SET TASK
Scan the lines below; pull out those with "content".

DATA SHOWN
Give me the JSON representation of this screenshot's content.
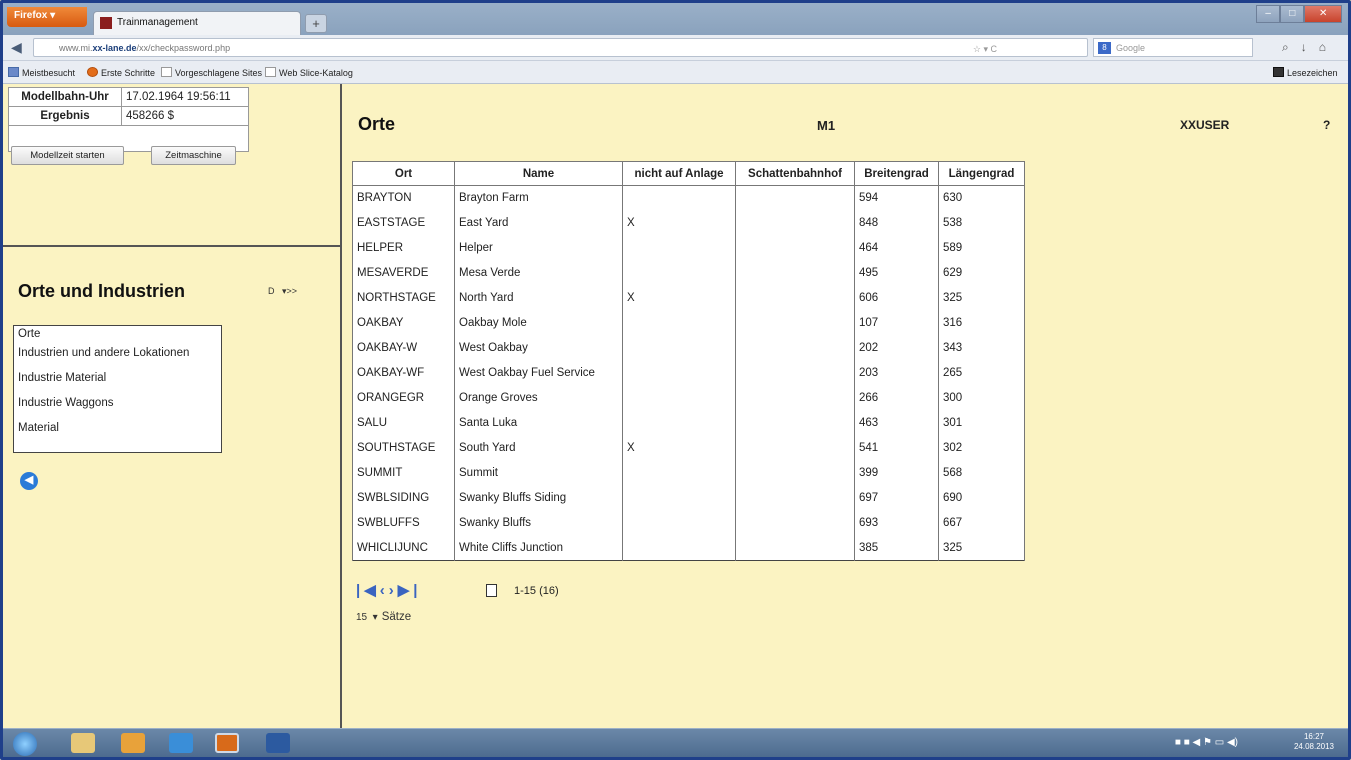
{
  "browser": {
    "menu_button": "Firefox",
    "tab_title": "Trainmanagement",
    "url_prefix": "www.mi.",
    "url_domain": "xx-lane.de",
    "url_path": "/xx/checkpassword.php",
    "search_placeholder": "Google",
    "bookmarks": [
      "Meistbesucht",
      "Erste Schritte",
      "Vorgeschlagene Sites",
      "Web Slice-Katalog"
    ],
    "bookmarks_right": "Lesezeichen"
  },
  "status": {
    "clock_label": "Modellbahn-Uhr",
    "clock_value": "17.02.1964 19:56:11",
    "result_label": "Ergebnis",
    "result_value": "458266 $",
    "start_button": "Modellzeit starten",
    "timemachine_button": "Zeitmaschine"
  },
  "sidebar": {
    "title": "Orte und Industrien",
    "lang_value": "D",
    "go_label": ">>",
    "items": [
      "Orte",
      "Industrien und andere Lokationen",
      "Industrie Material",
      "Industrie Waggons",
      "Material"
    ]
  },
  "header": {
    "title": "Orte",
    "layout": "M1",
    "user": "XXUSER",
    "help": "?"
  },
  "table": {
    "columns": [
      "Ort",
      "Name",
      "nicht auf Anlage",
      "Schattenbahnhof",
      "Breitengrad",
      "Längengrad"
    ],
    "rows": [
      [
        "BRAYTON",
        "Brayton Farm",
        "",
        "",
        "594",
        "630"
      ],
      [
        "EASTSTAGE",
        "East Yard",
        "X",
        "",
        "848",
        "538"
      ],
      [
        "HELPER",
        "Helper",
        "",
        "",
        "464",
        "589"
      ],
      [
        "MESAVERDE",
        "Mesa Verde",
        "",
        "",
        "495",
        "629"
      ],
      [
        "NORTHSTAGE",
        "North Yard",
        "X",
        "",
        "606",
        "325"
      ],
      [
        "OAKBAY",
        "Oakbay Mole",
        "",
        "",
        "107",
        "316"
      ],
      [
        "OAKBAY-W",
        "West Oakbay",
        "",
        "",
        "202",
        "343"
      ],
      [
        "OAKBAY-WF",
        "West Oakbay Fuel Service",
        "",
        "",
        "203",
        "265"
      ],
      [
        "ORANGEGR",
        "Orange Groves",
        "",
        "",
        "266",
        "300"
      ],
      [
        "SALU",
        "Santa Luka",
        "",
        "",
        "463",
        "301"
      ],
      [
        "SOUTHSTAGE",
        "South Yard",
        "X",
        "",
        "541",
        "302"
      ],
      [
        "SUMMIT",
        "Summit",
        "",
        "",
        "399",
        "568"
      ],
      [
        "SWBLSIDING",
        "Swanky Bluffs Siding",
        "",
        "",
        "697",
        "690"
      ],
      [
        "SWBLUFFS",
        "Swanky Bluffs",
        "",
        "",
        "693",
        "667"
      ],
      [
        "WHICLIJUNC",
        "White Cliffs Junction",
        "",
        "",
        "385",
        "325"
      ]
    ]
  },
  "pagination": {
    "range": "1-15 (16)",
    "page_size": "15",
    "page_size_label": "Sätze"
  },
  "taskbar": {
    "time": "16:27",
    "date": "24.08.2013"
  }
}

==

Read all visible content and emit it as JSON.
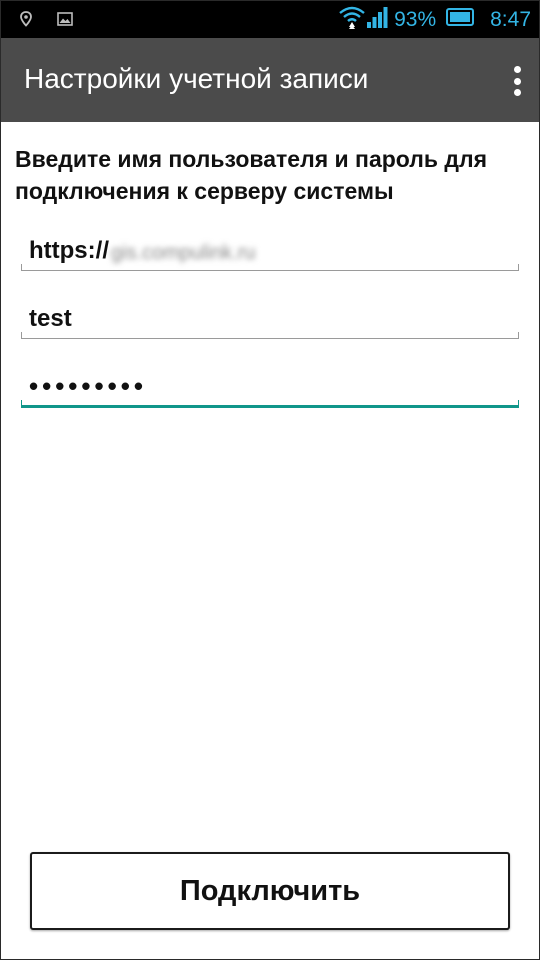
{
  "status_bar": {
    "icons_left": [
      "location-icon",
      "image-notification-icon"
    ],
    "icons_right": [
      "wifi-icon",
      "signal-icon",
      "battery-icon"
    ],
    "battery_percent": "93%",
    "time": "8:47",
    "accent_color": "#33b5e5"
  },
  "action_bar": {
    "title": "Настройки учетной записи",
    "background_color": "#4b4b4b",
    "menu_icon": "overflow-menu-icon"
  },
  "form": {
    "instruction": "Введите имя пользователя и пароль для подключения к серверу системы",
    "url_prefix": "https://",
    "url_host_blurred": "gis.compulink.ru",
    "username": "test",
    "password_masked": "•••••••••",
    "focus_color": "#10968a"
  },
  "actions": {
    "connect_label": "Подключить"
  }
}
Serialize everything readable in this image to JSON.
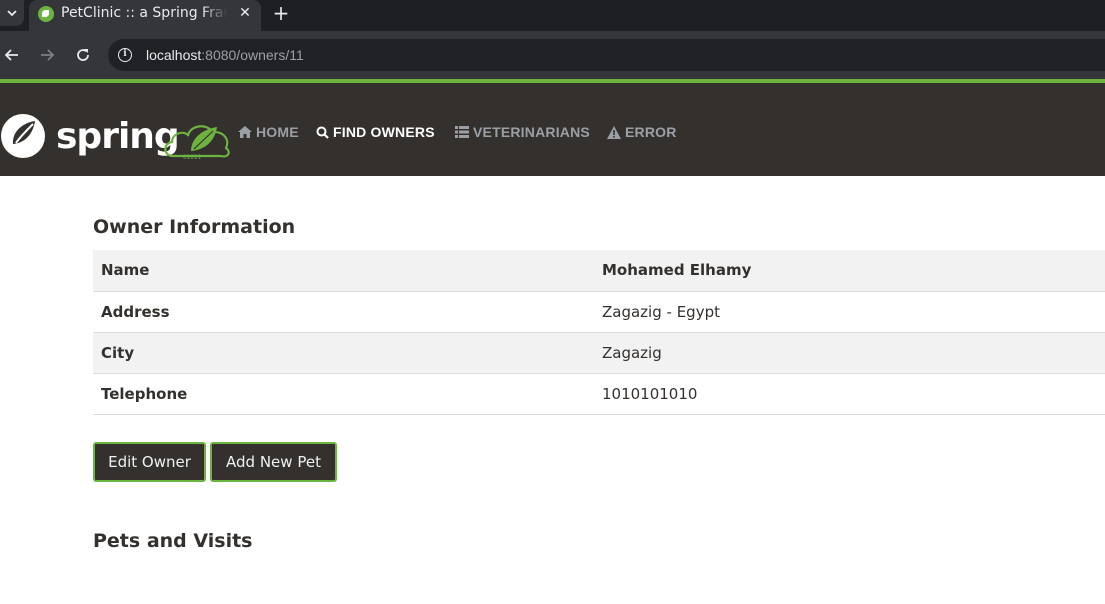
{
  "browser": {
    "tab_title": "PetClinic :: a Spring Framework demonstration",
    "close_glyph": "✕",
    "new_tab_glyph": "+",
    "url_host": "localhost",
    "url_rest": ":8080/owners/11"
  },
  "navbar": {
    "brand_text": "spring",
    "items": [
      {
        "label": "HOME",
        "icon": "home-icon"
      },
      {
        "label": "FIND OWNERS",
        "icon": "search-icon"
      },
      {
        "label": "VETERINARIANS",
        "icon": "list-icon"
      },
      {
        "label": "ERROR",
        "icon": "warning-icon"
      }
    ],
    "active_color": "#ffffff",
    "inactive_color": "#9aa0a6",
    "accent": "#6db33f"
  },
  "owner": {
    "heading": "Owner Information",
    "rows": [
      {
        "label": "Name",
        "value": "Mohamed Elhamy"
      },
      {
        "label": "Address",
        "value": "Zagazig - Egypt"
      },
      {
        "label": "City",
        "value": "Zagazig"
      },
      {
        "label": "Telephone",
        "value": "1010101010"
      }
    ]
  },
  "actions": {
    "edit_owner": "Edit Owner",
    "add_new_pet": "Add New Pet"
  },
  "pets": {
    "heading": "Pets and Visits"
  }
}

SOLUTION TO THIS TASK
Give me the JSON representation of this screenshot's content.
Read all visible content and emit it as JSON.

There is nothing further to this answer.